** Exercise materials **
###
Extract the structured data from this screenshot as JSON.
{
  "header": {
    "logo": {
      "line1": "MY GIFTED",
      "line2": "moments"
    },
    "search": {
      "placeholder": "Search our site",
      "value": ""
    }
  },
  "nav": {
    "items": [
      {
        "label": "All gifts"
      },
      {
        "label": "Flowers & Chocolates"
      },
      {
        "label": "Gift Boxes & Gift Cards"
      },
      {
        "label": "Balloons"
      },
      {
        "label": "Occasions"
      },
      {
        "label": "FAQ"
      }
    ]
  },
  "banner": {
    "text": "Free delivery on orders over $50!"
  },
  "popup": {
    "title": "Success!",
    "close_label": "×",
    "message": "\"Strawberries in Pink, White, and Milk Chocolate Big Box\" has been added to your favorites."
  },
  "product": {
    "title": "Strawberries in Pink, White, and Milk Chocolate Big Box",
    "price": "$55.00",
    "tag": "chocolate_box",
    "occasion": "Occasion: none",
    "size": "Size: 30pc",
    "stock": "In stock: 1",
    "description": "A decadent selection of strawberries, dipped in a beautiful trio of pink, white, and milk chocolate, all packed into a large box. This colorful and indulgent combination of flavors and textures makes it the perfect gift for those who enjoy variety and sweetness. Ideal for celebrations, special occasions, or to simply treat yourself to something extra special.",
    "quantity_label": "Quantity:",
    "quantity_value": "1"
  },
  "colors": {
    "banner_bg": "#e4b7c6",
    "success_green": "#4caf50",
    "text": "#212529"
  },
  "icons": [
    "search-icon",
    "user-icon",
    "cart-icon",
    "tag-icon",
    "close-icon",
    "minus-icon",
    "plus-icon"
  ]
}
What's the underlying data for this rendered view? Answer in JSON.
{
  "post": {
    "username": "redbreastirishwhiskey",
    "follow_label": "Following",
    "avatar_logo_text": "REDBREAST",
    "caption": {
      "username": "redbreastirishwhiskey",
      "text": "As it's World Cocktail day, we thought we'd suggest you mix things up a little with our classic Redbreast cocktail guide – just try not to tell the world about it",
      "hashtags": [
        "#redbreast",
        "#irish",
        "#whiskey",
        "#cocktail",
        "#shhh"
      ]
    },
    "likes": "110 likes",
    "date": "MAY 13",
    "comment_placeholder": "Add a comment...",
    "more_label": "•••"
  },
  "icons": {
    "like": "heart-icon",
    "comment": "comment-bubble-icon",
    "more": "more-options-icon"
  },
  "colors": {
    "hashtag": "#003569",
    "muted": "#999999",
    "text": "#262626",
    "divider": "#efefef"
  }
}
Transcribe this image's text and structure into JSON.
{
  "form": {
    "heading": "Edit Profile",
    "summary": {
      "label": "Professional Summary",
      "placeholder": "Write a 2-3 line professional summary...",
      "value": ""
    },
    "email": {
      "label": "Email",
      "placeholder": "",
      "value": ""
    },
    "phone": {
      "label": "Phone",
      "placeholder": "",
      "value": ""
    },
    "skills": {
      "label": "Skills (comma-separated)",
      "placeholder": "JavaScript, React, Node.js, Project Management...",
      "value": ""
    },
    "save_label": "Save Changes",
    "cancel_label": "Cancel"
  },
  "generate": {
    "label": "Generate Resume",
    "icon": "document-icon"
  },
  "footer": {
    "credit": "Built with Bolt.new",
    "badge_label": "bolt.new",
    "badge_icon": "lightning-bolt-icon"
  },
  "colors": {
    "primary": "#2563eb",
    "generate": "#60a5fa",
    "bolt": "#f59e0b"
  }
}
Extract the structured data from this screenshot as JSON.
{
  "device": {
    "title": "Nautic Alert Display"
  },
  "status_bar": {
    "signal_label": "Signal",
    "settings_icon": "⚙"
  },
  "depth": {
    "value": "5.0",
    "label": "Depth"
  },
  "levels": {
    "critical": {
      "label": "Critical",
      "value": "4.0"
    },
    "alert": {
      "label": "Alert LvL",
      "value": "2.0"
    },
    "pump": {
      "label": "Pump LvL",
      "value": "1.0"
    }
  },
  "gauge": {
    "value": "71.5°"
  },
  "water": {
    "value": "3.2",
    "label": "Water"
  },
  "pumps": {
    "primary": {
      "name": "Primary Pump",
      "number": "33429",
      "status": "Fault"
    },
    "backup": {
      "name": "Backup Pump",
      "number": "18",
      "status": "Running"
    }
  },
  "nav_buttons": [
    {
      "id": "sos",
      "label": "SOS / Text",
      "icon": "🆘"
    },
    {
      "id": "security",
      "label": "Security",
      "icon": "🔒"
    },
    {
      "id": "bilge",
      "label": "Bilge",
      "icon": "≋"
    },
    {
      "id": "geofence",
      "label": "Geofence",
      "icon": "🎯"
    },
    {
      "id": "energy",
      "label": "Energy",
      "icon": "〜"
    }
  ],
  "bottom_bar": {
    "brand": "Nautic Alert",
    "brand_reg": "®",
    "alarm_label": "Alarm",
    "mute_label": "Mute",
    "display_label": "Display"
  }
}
###
** Problem **
Using the records above, copy every line that has the word "Display" in it.

** Solution **
    "title": "Nautic Alert Display"
    "display_label": "Display"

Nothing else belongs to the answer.